SET PROBLEM.
Set down the full listing exactly, character for character.

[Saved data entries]
<<<<

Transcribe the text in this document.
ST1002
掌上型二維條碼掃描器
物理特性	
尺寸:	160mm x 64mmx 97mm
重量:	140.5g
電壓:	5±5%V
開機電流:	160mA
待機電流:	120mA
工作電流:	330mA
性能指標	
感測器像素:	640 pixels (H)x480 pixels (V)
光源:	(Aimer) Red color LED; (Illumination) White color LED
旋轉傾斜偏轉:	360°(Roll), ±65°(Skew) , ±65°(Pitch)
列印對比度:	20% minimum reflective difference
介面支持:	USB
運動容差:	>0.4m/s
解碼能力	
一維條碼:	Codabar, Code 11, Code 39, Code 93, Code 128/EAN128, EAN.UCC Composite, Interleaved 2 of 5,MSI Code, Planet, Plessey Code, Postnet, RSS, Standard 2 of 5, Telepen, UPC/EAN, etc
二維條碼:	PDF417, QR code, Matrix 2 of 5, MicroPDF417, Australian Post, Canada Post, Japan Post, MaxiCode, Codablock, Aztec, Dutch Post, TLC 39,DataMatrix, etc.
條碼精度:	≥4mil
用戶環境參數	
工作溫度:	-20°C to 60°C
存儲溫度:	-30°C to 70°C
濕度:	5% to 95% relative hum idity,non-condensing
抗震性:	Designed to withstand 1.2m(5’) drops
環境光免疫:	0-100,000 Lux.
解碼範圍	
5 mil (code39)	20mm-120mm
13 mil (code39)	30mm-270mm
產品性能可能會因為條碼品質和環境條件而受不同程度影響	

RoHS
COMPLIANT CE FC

>>>>

COMPLETE OUTPUT.
Transcribe the text in this document.
ST1002
掌上型二維條碼掃描器
物理特性	
尺寸:	160mm x 64mmx 97mm
重量:	140.5g
電壓:	5±5%V
開機電流:	160mA
待機電流:	120mA
工作電流:	330mA
性能指標	
感測器像素:	640 pixels (H)x480 pixels (V)
光源:	(Aimer) Red color LED; (Illumination) White color LED
旋轉傾斜偏轉:	360°(Roll), ±65°(Skew) , ±65°(Pitch)
列印對比度:	20% minimum reflective difference
介面支持:	USB
運動容差:	>0.4m/s
解碼能力	
一維條碼:	Codabar, Code 11, Code 39, Code 93, Code 128/EAN128, EAN.UCC Composite, Interleaved 2 of 5,MSI Code, Planet, Plessey Code, Postnet, RSS, Standard 2 of 5, Telepen, UPC/EAN, etc
二維條碼:	PDF417, QR code, Matrix 2 of 5, MicroPDF417, Australian Post, Canada Post, Japan Post, MaxiCode, Codablock, Aztec, Dutch Post, TLC 39,DataMatrix, etc.
條碼精度:	≥4mil
用戶環境參數	
工作溫度:	-20°C to 60°C
存儲溫度:	-30°C to 70°C
濕度:	5% to 95% relative hum idity,non-condensing
抗震性:	Designed to withstand 1.2m(5’) drops
環境光免疫:	0-100,000 Lux.
解碼範圍	
5 mil (code39)	20mm-120mm
13 mil (code39)	30mm-270mm
產品性能可能會因為條碼品質和環境條件而受不同程度影響	

RoHS
COMPLIANT CE FC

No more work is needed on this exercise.